Text extract:
BEGIN
Intent Signals: Definition, Types & Real-World Examples
Intent signals are behavioral indicators that an account is actively researching, evaluating, or considering a purchase. They are the observable actions that suggest a company is in-market for a solution. Intent signals are more predictive of near-term conversion than demographics alone.
Intent signals are the answer to the question every sales and marketing leader asks: "Of all the companies that fit our ICP, which ones are actually buying right now?"
Types of Intent Signals
Intent signals fall into three categories based on where they originate.
First-Party Intent Signals
First-party signals come from your own properties: actions prospects take directly with you.
Website engagement. Prospects visiting your website, especially high-value pages like pricing or solutions. Multiple visits, repeated visits to key pages, and consumption of bottom-funnel content (comparisons, ROI calculators, case studies) are strong intent signals.
Content consumption. Downloading whitepapers, guides, webinar registrations, and tutorial video views. The more specific and valuable the content, the stronger the signal. Downloading a case study on how to implement ABM is a stronger signal than downloading a generic ebook.
Product trials or demos. Free trial signups and demo requests are high-intent signals. Someone who signs up for a trial is actively evaluating your solution.
Form fills. Any form completion, especially with accurate business information, indicates interest. A prospect filling out a "Request a Demo" form is higher intent than one filling out a "Get a Free Resource" form.
Email engagement. Opens, clicks, and replies to your marketing emails indicate engagement and ongoing interest.
On-site behavior. Time on site, pages visited, scroll depth, and clicks. Prospects who spend 10 minutes on your site exploring multiple pages are higher intent than those who bounce after 10 seconds.
Second-Party Intent Signals
Second-party signals come from partners and sources that share data with you.
Partner data sharing. A consulting firm or agency shares information about clients they are currently working with on solutions related to your category. They report: "We are implementing ABM for three clients right now."
Integration partner signals. If you integrate with other platforms, those integrations can surface intent. For example, if your platform integrates with HubSpot, you might see when a company installs a related app or adds new users in specific roles.
Industry analyst data. Analyst firms like Gartner track companies evaluating solutions. They report: "These 50 companies are actively evaluating account-based marketing platforms right now."
Webinar co-hosting. When partners co-host webinars, they share attendee lists. Attendees at a webinar co-hosted with your partner on your solution are expressing intent.
Third-Party Intent Signals
Third-party signals come from external vendors who aggregate behavioral data.
Search behavior. Companies searching for keywords related to your solution (e.g., "ABM software," "account-based marketing platform," "how to implement ABM"). Search vendors can identify which companies are searching and infer intent.
Content consumption. Employees at a company reading articles, watching videos, or downloading resources related to your category on publisher sites. Intent vendors track this across thousands of content properties.
Job postings. New job postings for roles like "Marketing Operations Manager" or "Demand Generation Lead" often correlate with buying intent. A company building out a specific function often evaluates new tools for that function.
News and announcements. Funding raises, acquisitions, expansion into new markets, and leadership changes all suggest buying intent. A company that just raised Series B funding is likely evaluating tools.
Technology signals. Adoption of new tools, updates to existing tools, or removal of competitors' tools from a company's stack. If a competitor leaves a company's tech stack, that company might be evaluating alternatives.
END
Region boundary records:
BEGIN
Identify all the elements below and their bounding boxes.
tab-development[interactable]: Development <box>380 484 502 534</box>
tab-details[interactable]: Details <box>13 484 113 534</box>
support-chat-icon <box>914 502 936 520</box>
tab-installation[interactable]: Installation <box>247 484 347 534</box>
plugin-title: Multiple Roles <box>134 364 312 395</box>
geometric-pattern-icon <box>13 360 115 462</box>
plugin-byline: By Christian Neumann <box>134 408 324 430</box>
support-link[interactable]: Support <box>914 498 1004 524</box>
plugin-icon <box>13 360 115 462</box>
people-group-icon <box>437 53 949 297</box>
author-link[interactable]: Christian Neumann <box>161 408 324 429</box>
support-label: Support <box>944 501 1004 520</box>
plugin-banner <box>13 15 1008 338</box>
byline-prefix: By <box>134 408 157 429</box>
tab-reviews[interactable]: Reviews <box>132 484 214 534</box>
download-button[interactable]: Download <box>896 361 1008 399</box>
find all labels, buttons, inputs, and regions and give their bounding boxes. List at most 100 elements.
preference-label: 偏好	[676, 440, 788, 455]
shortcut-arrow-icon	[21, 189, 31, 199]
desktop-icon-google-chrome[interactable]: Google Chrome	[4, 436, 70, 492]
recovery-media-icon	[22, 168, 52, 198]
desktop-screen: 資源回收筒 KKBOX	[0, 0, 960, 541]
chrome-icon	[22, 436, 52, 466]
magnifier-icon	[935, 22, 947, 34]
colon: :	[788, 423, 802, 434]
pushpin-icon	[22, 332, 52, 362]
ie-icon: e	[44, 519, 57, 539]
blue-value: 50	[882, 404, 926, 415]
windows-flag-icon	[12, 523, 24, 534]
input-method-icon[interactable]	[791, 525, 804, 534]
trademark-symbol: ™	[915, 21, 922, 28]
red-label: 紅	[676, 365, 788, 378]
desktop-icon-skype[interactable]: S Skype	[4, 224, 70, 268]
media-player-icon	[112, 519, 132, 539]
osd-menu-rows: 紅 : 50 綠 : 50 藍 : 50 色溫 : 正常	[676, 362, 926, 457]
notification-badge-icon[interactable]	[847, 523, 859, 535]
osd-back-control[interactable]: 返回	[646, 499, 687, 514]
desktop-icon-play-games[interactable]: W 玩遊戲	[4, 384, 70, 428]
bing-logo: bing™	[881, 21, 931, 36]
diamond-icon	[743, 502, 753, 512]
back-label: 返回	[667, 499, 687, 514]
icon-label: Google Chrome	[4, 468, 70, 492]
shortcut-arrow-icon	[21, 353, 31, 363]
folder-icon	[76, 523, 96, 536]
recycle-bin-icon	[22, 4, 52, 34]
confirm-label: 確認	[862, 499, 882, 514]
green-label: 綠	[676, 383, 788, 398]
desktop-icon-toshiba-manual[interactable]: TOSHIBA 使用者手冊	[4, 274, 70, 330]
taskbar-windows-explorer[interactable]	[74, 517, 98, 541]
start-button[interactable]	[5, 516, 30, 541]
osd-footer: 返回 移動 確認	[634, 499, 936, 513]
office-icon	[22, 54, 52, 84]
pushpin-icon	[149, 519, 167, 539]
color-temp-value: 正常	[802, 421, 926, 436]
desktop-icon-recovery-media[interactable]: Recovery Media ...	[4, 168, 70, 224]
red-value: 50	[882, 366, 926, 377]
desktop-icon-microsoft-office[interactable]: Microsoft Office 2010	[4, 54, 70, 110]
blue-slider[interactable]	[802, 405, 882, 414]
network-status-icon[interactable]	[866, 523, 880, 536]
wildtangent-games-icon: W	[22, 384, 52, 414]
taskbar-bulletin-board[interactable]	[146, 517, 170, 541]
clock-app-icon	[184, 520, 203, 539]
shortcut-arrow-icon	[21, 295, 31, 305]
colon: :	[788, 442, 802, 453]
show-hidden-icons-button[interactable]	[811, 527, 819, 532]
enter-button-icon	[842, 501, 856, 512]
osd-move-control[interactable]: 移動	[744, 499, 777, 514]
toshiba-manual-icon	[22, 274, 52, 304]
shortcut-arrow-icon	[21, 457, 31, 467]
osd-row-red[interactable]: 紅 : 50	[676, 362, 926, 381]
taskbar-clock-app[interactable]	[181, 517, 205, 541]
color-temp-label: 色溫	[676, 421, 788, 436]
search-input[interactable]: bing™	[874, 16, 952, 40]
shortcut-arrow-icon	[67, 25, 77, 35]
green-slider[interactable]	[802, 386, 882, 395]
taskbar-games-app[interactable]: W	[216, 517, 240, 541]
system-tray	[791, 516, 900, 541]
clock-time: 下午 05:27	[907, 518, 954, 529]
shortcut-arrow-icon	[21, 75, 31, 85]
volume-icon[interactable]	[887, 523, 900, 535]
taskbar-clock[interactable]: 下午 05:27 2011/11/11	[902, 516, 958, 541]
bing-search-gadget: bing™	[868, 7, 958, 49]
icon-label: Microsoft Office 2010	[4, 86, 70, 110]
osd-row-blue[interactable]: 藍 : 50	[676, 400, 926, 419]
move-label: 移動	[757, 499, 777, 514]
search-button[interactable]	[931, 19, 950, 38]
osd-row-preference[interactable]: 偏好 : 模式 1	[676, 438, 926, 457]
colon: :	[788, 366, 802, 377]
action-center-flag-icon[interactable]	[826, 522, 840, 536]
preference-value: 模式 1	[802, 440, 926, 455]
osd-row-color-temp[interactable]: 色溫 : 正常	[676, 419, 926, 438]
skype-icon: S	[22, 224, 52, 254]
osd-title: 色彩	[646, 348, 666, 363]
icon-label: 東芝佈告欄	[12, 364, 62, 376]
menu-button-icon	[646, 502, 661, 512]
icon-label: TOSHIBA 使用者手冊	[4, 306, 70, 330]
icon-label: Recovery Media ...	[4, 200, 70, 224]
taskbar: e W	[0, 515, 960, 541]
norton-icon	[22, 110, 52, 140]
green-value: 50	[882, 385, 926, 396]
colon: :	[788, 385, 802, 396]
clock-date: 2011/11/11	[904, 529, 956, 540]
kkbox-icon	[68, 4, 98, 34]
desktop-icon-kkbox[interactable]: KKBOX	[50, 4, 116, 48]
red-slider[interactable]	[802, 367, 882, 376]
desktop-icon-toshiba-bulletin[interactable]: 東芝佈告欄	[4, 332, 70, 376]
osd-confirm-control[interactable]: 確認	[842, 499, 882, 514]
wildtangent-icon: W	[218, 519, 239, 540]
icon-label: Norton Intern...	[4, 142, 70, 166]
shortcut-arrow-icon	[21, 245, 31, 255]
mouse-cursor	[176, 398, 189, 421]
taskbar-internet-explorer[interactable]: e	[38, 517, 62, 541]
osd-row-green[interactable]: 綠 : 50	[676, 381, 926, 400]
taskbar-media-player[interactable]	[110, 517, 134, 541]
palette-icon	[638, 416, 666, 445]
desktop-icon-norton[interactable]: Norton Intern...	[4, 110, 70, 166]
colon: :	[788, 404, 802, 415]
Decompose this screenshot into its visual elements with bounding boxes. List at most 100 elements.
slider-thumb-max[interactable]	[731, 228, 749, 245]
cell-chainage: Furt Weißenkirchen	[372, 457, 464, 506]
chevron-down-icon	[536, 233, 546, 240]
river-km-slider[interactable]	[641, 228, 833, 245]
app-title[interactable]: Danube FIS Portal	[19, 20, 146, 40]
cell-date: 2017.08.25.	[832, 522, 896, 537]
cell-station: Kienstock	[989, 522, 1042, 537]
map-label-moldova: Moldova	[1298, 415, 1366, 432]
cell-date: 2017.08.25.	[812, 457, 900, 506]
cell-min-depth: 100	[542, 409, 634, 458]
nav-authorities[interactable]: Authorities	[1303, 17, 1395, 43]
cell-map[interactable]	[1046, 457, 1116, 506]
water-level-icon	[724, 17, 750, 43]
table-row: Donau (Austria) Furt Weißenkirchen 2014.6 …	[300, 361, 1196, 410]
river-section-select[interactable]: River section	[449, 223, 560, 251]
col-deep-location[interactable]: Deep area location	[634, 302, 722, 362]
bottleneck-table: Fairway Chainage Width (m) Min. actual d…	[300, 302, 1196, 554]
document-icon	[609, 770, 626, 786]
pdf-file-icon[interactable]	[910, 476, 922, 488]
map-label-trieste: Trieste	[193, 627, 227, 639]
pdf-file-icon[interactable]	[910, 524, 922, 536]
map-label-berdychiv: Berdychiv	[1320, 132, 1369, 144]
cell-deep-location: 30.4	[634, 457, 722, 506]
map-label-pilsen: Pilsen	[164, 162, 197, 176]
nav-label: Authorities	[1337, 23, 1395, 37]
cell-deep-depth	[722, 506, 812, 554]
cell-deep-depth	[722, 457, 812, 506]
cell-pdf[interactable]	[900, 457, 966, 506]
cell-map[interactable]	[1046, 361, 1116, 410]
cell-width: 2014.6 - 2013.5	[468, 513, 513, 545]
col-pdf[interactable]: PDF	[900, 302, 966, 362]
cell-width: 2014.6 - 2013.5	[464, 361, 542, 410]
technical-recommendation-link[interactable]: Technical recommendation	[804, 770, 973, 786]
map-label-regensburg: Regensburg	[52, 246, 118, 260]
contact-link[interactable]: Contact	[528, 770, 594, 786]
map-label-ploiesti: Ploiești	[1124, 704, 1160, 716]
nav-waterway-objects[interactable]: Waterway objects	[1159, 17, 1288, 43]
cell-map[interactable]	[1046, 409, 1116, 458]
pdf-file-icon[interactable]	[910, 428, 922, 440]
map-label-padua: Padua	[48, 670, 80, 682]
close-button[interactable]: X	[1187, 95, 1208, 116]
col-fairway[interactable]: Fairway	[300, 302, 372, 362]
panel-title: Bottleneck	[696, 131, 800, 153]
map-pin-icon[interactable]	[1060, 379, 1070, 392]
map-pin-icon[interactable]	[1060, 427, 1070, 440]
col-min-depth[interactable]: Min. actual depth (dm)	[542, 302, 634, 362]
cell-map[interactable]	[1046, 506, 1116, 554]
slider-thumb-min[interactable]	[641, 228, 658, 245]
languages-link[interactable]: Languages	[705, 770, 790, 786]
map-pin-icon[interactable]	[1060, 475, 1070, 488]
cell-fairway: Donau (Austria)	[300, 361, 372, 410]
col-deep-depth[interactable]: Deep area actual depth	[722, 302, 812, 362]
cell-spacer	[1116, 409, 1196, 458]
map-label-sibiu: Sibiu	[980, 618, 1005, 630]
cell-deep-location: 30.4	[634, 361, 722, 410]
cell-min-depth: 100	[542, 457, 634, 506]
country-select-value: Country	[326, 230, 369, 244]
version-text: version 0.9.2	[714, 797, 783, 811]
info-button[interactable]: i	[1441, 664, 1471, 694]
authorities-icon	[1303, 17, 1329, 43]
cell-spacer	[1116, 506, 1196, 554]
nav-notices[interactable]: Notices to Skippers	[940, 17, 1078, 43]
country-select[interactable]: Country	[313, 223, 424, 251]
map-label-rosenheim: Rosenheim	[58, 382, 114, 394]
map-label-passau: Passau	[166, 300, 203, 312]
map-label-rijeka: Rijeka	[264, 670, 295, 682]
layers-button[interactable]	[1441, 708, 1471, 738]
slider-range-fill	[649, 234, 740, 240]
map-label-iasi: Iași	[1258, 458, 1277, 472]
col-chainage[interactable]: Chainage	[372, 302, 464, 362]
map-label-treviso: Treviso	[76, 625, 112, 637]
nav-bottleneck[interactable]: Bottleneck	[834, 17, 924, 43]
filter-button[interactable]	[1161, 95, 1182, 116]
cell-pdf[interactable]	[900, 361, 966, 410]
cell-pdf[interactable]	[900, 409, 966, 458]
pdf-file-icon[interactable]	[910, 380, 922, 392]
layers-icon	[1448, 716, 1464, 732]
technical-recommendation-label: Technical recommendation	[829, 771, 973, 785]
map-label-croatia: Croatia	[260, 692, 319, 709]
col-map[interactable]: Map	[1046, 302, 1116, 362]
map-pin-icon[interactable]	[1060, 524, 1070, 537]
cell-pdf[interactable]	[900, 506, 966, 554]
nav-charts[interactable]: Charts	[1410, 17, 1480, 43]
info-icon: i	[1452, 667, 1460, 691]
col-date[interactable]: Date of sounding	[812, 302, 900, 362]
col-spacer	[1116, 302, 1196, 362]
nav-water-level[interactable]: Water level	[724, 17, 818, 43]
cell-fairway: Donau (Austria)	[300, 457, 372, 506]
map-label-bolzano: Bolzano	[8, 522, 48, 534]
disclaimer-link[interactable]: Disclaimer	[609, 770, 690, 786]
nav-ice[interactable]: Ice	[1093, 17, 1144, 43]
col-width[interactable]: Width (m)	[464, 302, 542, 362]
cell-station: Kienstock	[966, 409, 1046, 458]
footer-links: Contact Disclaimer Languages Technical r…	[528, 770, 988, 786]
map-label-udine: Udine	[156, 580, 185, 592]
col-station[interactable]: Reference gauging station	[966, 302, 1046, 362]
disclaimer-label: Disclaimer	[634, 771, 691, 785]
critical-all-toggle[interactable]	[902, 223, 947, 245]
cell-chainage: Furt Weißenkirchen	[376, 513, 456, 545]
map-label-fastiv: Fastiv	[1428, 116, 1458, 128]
END
Jobs:
A. In the intent signals text, where do first-party signals come from?
B. Rewrite the records as a JSON list of strings, one per line and skipping blank lines, from the start of the records through the line containing "plugin-byline: By Christian".

The results:
A. They come from your own properties: actions prospects take directly with you.

B.
[
  "Identify all the elements below and their bounding boxes.",
  "tab-development[interactable]: Development <box>380 484 502 534</box>",
  "tab-details[interactable]: Details <box>13 484 113 534</box>",
  "support-chat-icon <box>914 502 936 520</box>",
  "tab-installation[interactable]: Installation <box>247 484 347 534</box>",
  "plugin-title: Multiple Roles <box>134 364 312 395</box>",
  "geometric-pattern-icon <box>13 360 115 462</box>",
  "plugin-byline: By Christian Neumann <box>134 408 324 430</box>"
]